Extracted records =
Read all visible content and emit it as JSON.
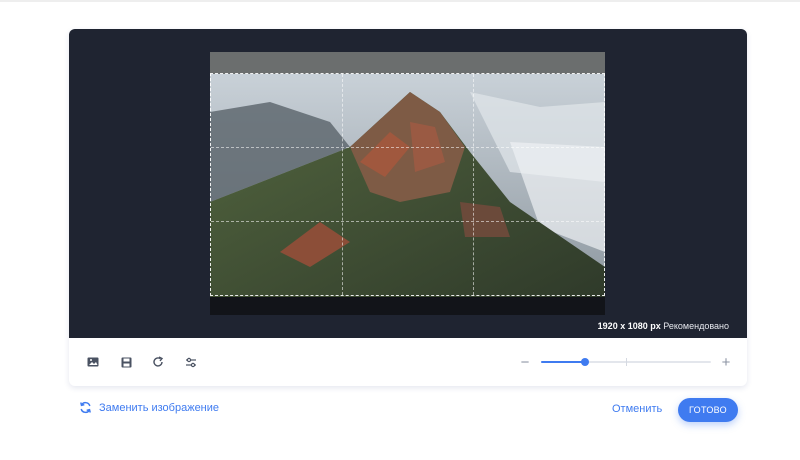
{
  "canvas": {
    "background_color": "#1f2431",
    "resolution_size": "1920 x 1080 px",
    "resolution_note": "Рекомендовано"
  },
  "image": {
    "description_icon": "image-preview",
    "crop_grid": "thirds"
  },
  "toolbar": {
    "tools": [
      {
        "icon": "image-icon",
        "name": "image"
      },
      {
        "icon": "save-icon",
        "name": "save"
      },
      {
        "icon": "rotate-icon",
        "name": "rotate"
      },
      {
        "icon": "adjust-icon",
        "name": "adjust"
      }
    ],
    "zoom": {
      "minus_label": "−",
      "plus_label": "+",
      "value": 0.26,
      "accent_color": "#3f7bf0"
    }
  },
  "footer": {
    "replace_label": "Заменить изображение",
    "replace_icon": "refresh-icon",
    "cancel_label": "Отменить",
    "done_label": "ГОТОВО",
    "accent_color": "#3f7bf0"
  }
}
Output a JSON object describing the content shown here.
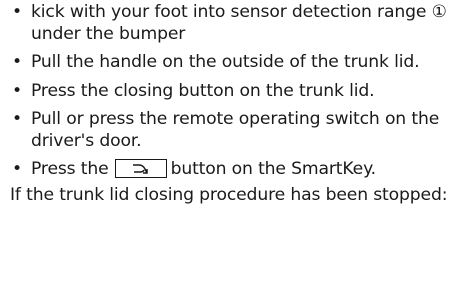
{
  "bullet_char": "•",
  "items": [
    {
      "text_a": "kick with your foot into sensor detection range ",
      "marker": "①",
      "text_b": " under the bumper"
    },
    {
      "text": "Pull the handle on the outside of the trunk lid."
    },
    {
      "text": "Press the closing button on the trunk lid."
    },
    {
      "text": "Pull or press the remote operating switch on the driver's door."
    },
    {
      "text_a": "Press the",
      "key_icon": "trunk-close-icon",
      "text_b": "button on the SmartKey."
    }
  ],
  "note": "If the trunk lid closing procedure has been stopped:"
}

==

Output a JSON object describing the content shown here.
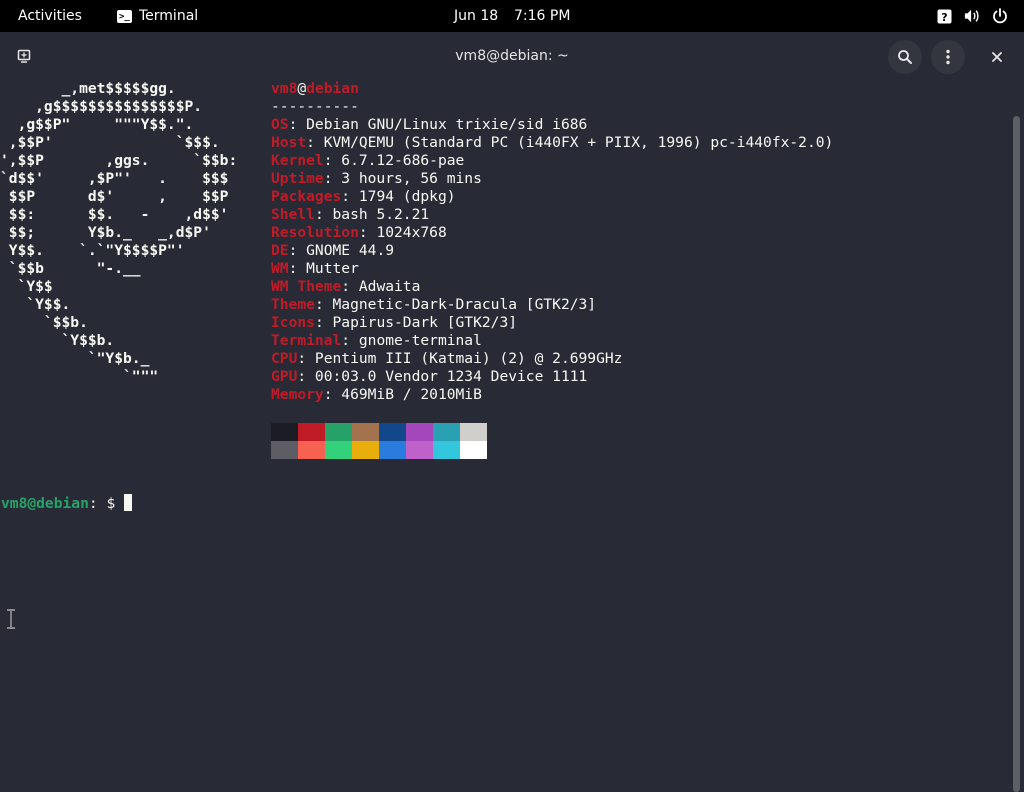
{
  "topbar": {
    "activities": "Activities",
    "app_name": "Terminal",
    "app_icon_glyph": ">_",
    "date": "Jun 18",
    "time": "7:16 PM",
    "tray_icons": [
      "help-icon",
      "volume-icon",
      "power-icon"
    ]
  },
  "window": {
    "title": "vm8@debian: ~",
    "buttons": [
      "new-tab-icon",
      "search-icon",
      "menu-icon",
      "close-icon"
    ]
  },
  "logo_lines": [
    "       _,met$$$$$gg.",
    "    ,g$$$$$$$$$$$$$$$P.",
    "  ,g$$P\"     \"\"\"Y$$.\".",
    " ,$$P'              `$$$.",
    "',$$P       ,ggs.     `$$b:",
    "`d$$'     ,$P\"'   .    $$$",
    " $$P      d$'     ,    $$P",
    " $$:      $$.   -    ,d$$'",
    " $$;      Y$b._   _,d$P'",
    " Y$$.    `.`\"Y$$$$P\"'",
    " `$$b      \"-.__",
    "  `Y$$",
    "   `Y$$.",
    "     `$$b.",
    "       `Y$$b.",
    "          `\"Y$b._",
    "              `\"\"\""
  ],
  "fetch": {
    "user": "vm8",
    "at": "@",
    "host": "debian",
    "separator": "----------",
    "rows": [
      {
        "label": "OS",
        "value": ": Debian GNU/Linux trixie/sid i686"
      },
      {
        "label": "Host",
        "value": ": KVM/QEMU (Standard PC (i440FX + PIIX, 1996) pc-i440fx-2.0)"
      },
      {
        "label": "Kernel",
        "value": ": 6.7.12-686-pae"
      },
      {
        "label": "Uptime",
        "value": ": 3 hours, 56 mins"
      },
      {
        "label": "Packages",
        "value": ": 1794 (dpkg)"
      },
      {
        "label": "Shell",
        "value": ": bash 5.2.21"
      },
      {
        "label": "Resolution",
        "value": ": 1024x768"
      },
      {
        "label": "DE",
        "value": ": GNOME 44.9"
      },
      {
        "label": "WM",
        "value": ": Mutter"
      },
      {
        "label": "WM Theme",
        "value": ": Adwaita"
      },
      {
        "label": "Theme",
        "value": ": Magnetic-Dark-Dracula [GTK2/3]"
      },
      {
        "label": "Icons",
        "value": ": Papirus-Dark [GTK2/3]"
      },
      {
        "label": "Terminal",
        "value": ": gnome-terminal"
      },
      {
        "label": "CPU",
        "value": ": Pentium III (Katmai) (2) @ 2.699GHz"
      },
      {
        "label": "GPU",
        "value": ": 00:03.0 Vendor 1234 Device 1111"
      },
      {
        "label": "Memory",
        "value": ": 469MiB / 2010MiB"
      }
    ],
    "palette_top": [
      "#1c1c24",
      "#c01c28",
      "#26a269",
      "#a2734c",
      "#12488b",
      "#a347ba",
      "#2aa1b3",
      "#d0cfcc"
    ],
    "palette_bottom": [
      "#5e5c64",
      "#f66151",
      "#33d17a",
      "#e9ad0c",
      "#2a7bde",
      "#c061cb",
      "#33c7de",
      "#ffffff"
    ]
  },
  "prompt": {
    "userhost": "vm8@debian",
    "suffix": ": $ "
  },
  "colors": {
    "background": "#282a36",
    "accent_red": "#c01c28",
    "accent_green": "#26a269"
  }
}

--

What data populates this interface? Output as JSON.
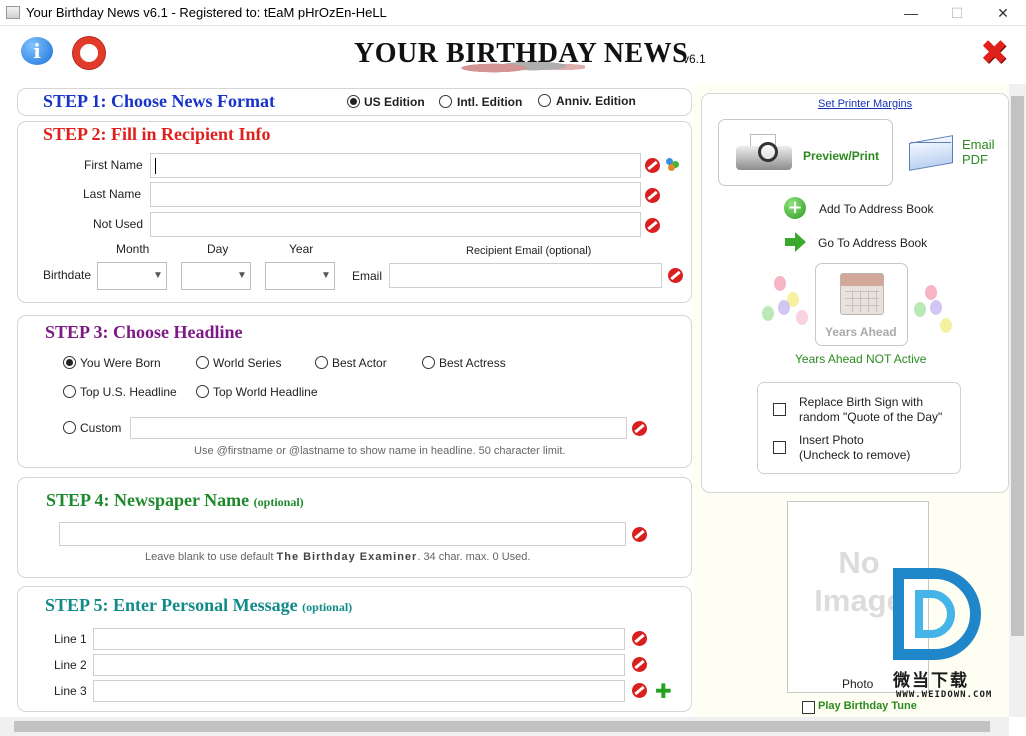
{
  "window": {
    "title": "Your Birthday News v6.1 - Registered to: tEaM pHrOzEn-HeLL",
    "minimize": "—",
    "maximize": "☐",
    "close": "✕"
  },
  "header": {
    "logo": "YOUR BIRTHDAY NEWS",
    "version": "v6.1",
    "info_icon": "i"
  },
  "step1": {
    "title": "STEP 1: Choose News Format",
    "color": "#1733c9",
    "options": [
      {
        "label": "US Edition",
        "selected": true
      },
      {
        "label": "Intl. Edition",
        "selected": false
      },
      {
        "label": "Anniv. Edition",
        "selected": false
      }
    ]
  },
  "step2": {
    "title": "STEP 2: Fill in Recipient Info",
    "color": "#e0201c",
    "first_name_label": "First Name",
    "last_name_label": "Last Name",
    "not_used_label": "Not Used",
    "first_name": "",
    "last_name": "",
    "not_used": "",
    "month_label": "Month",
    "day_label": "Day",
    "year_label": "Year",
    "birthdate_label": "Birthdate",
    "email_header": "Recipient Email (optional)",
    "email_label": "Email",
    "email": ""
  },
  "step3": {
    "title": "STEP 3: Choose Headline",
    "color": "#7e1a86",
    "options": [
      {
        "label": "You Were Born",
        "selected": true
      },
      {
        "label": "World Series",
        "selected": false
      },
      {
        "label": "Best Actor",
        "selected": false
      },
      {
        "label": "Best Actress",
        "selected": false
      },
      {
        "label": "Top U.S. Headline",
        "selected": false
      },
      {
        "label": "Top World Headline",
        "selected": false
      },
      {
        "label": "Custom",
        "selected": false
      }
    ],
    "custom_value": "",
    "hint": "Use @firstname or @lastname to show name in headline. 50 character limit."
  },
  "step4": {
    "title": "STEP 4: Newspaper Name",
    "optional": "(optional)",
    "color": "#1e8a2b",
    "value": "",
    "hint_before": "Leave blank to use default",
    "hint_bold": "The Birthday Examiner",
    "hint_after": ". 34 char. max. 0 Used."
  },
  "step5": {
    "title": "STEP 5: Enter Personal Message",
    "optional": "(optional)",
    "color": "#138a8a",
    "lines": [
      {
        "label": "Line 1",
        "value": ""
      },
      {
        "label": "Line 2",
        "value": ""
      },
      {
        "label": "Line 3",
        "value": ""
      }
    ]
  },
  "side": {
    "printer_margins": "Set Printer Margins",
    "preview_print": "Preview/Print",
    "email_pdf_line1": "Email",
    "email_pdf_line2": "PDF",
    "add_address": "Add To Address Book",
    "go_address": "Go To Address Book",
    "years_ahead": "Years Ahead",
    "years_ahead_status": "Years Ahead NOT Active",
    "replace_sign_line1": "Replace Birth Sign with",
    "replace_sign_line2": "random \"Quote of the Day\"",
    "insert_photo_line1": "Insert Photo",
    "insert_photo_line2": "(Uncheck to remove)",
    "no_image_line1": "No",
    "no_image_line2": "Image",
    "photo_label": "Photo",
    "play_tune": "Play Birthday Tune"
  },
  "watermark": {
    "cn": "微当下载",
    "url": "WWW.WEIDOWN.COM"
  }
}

Written task = Say how many lines hold the word "with", giving the number and nothing else.

Result of this exercise = 2